_DO THIS_:
Return the listing below verbatim. Pictures do not belong in the copy.

_INPUT ROWS_:
%%

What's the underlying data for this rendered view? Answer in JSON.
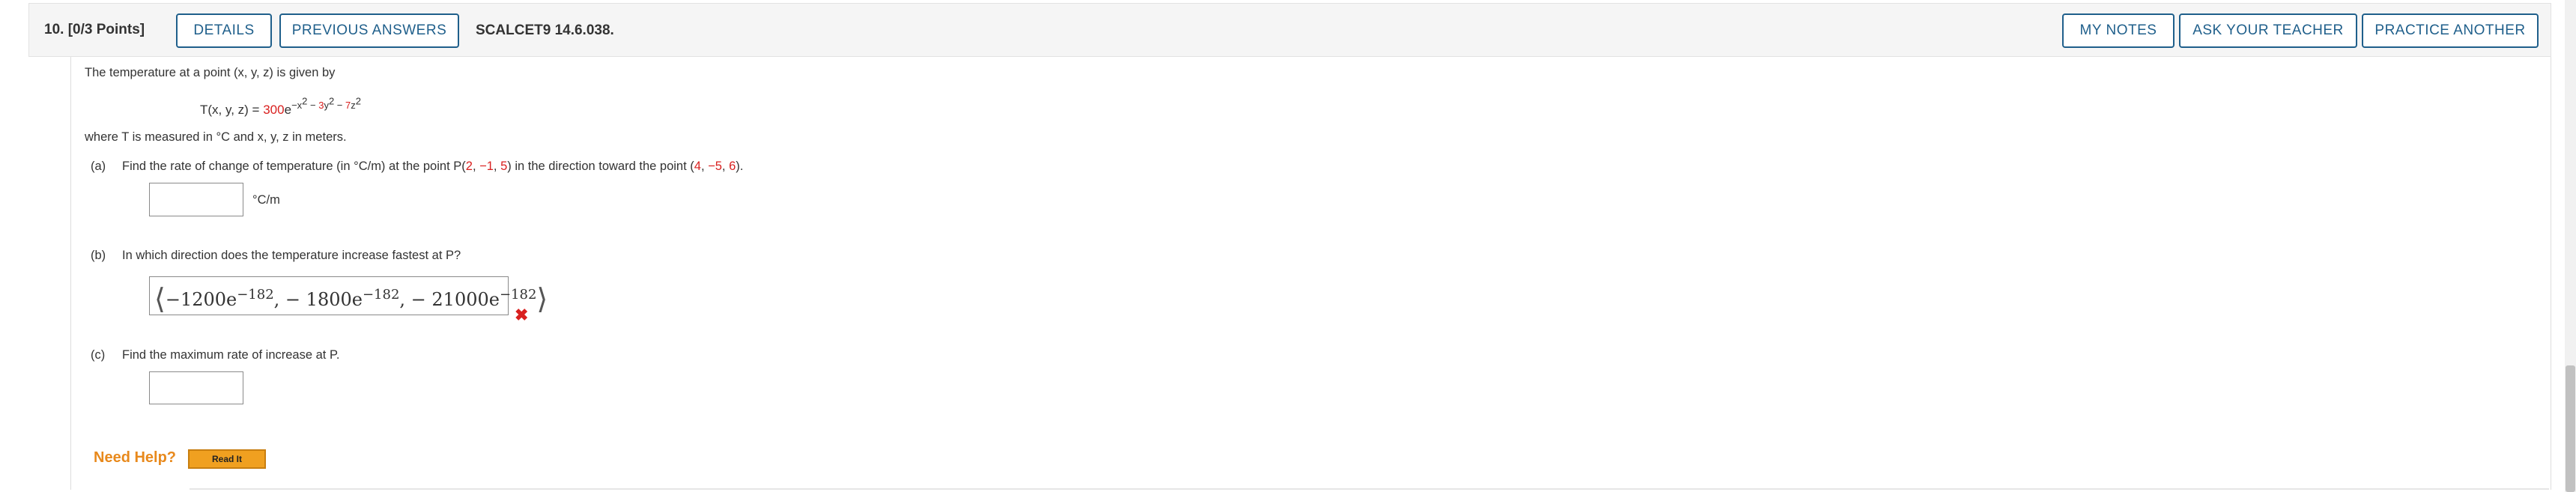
{
  "header": {
    "question_number": "10.",
    "points": "[0/3 Points]",
    "details_label": "DETAILS",
    "previous_answers_label": "PREVIOUS ANSWERS",
    "problem_code": "SCALCET9 14.6.038.",
    "my_notes_label": "MY NOTES",
    "ask_teacher_label": "ASK YOUR TEACHER",
    "practice_another_label": "PRACTICE ANOTHER"
  },
  "problem": {
    "intro": "The temperature at a point (x, y, z) is given by",
    "formula_lhs": "T(x, y, z) = ",
    "formula_coef": "300",
    "formula_base": "e",
    "formula_exp_1": "−x",
    "formula_exp_2": "2",
    "formula_exp_3": " − ",
    "formula_exp_4": "3",
    "formula_exp_5": "y",
    "formula_exp_6": "2",
    "formula_exp_7": " − ",
    "formula_exp_8": "7",
    "formula_exp_9": "z",
    "formula_exp_10": "2",
    "units_note": "where T is measured in °C and x, y, z in meters."
  },
  "part_a": {
    "label": "(a)",
    "text_1": "Find the rate of change of temperature (in °C/m) at the point P(",
    "p_x": "2",
    "p_sep1": ", ",
    "p_y": "−1",
    "p_sep2": ", ",
    "p_z": "5",
    "text_2": ") in the direction toward the point (",
    "q_x": "4",
    "q_sep1": ", ",
    "q_y": "−5",
    "q_sep2": ", ",
    "q_z": "6",
    "text_3": ").",
    "answer_value": "",
    "unit": "°C/m"
  },
  "part_b": {
    "label": "(b)",
    "question": "In which direction does the temperature increase fastest at P?",
    "answer_open": "⟨",
    "c1_coef": "−1200e",
    "c1_exp": "−182",
    "sep1": ",  − 1800e",
    "c2_exp": "−182",
    "sep2": ",  − 21000e",
    "c3_exp": "−182",
    "answer_close": "⟩",
    "status": "incorrect"
  },
  "part_c": {
    "label": "(c)",
    "question": "Find the maximum rate of increase at P.",
    "answer_value": ""
  },
  "help": {
    "need_help_label": "Need Help?",
    "read_it_label": "Read It"
  },
  "colors": {
    "accent": "#1f5f8b",
    "highlight_red": "#d9201f",
    "help_orange": "#e8891c"
  }
}
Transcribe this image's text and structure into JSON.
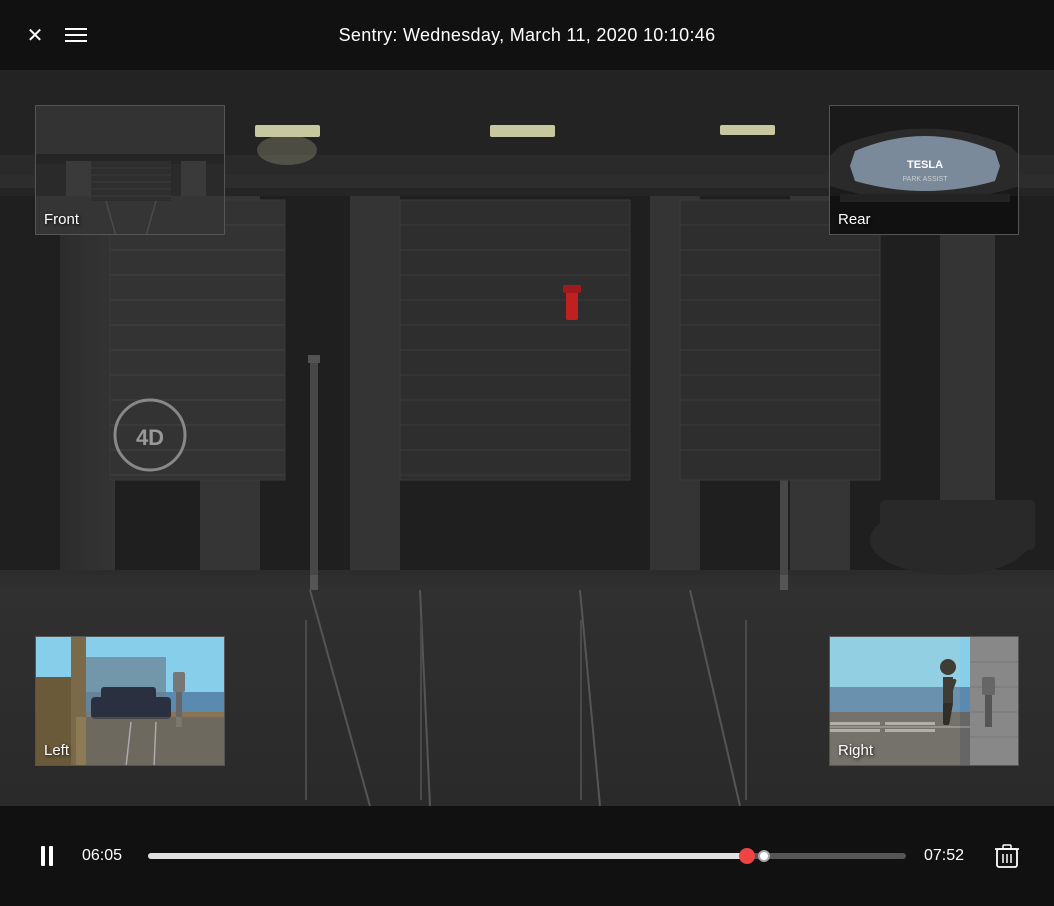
{
  "header": {
    "title": "Sentry: Wednesday, March 11, 2020 10:10:46",
    "close_label": "×",
    "menu_label": "menu"
  },
  "cameras": {
    "front": {
      "label": "Front"
    },
    "rear": {
      "label": "Rear"
    },
    "left": {
      "label": "Left"
    },
    "right": {
      "label": "Right"
    }
  },
  "controls": {
    "time_current": "06:05",
    "time_total": "07:52",
    "progress_percent": 79,
    "play_state": "paused"
  },
  "icons": {
    "close": "✕",
    "delete": "🗑"
  }
}
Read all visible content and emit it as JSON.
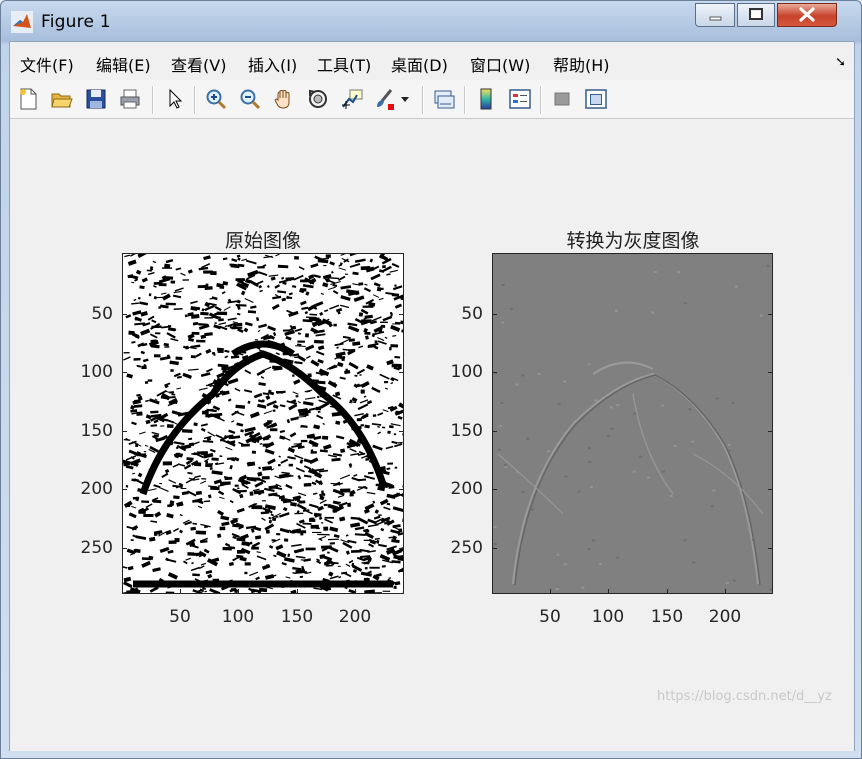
{
  "window": {
    "title": "Figure 1",
    "controls": [
      "minimize",
      "maximize",
      "close"
    ]
  },
  "menubar": {
    "items": [
      "文件(F)",
      "编辑(E)",
      "查看(V)",
      "插入(I)",
      "工具(T)",
      "桌面(D)",
      "窗口(W)",
      "帮助(H)"
    ],
    "pin_icon": "dock-arrow-icon"
  },
  "toolbar": {
    "icons": [
      "new-figure-icon",
      "open-file-icon",
      "save-icon",
      "print-icon",
      "pointer-icon",
      "zoom-in-icon",
      "zoom-out-icon",
      "pan-hand-icon",
      "rotate-3d-icon",
      "data-cursor-icon",
      "brush-icon",
      "brush-dropdown-icon",
      "link-plot-icon",
      "colorbar-icon",
      "legend-icon",
      "hide-plot-tools-icon",
      "show-plot-tools-icon"
    ]
  },
  "figure": {
    "subplots": [
      {
        "title": "原始图像",
        "rendering": "binary black-and-white image",
        "yticks": [
          "50",
          "100",
          "150",
          "200",
          "250"
        ],
        "xticks": [
          "50",
          "100",
          "150",
          "200"
        ]
      },
      {
        "title": "转换为灰度图像",
        "rendering": "embossed gray image",
        "yticks": [
          "50",
          "100",
          "150",
          "200",
          "250"
        ],
        "xticks": [
          "50",
          "100",
          "150",
          "200"
        ]
      }
    ]
  },
  "watermark": "https://blog.csdn.net/d__yz",
  "colors": {
    "axes_bg_gray": "#808080",
    "figure_bg": "#f0f0f0"
  }
}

%%

_WRITTEN RESPONSE_:
What's the underlying data for this rendered view? Answer in JSON.
{
  "header": {
    "question_number": "10.",
    "points": "[0/3 Points]",
    "details_label": "DETAILS",
    "previous_answers_label": "PREVIOUS ANSWERS",
    "problem_code": "SCALCET9 14.6.038.",
    "my_notes_label": "MY NOTES",
    "ask_teacher_label": "ASK YOUR TEACHER",
    "practice_another_label": "PRACTICE ANOTHER"
  },
  "problem": {
    "intro": "The temperature at a point (x, y, z) is given by",
    "formula_lhs": "T(x, y, z) = ",
    "formula_coef": "300",
    "formula_base": "e",
    "formula_exp_1": "−x",
    "formula_exp_2": "2",
    "formula_exp_3": " − ",
    "formula_exp_4": "3",
    "formula_exp_5": "y",
    "formula_exp_6": "2",
    "formula_exp_7": " − ",
    "formula_exp_8": "7",
    "formula_exp_9": "z",
    "formula_exp_10": "2",
    "units_note": "where T is measured in °C and x, y, z in meters."
  },
  "part_a": {
    "label": "(a)",
    "text_1": "Find the rate of change of temperature (in °C/m) at the point P(",
    "p_x": "2",
    "p_sep1": ", ",
    "p_y": "−1",
    "p_sep2": ", ",
    "p_z": "5",
    "text_2": ") in the direction toward the point (",
    "q_x": "4",
    "q_sep1": ", ",
    "q_y": "−5",
    "q_sep2": ", ",
    "q_z": "6",
    "text_3": ").",
    "answer_value": "",
    "unit": "°C/m"
  },
  "part_b": {
    "label": "(b)",
    "question": "In which direction does the temperature increase fastest at P?",
    "answer_open": "⟨",
    "c1_coef": "−1200e",
    "c1_exp": "−182",
    "sep1": ",  − 1800e",
    "c2_exp": "−182",
    "sep2": ",  − 21000e",
    "c3_exp": "−182",
    "answer_close": "⟩",
    "status": "incorrect"
  },
  "part_c": {
    "label": "(c)",
    "question": "Find the maximum rate of increase at P.",
    "answer_value": ""
  },
  "help": {
    "need_help_label": "Need Help?",
    "read_it_label": "Read It"
  },
  "colors": {
    "accent": "#1f5f8b",
    "highlight_red": "#d9201f",
    "help_orange": "#e8891c"
  }
}
Transcribe this image's text and structure into JSON.
{
  "header": {
    "title": "Sentry: Wednesday, March 11, 2020 10:10:46",
    "close_label": "×",
    "menu_label": "menu"
  },
  "cameras": {
    "front": {
      "label": "Front"
    },
    "rear": {
      "label": "Rear"
    },
    "left": {
      "label": "Left"
    },
    "right": {
      "label": "Right"
    }
  },
  "controls": {
    "time_current": "06:05",
    "time_total": "07:52",
    "progress_percent": 79,
    "play_state": "paused"
  },
  "icons": {
    "close": "✕",
    "delete": "🗑"
  }
}
Read all visible content and emit it as JSON.
{
  "window": {
    "title": "Figure 1",
    "controls": [
      "minimize",
      "maximize",
      "close"
    ]
  },
  "menubar": {
    "items": [
      "文件(F)",
      "编辑(E)",
      "查看(V)",
      "插入(I)",
      "工具(T)",
      "桌面(D)",
      "窗口(W)",
      "帮助(H)"
    ],
    "pin_icon": "dock-arrow-icon"
  },
  "toolbar": {
    "icons": [
      "new-figure-icon",
      "open-file-icon",
      "save-icon",
      "print-icon",
      "pointer-icon",
      "zoom-in-icon",
      "zoom-out-icon",
      "pan-hand-icon",
      "rotate-3d-icon",
      "data-cursor-icon",
      "brush-icon",
      "brush-dropdown-icon",
      "link-plot-icon",
      "colorbar-icon",
      "legend-icon",
      "hide-plot-tools-icon",
      "show-plot-tools-icon"
    ]
  },
  "figure": {
    "subplots": [
      {
        "title": "原始图像",
        "rendering": "binary black-and-white image",
        "yticks": [
          "50",
          "100",
          "150",
          "200",
          "250"
        ],
        "xticks": [
          "50",
          "100",
          "150",
          "200"
        ]
      },
      {
        "title": "转换为灰度图像",
        "rendering": "embossed gray image",
        "yticks": [
          "50",
          "100",
          "150",
          "200",
          "250"
        ],
        "xticks": [
          "50",
          "100",
          "150",
          "200"
        ]
      }
    ]
  },
  "watermark": "https://blog.csdn.net/d__yz",
  "colors": {
    "axes_bg_gray": "#808080",
    "figure_bg": "#f0f0f0"
  }
}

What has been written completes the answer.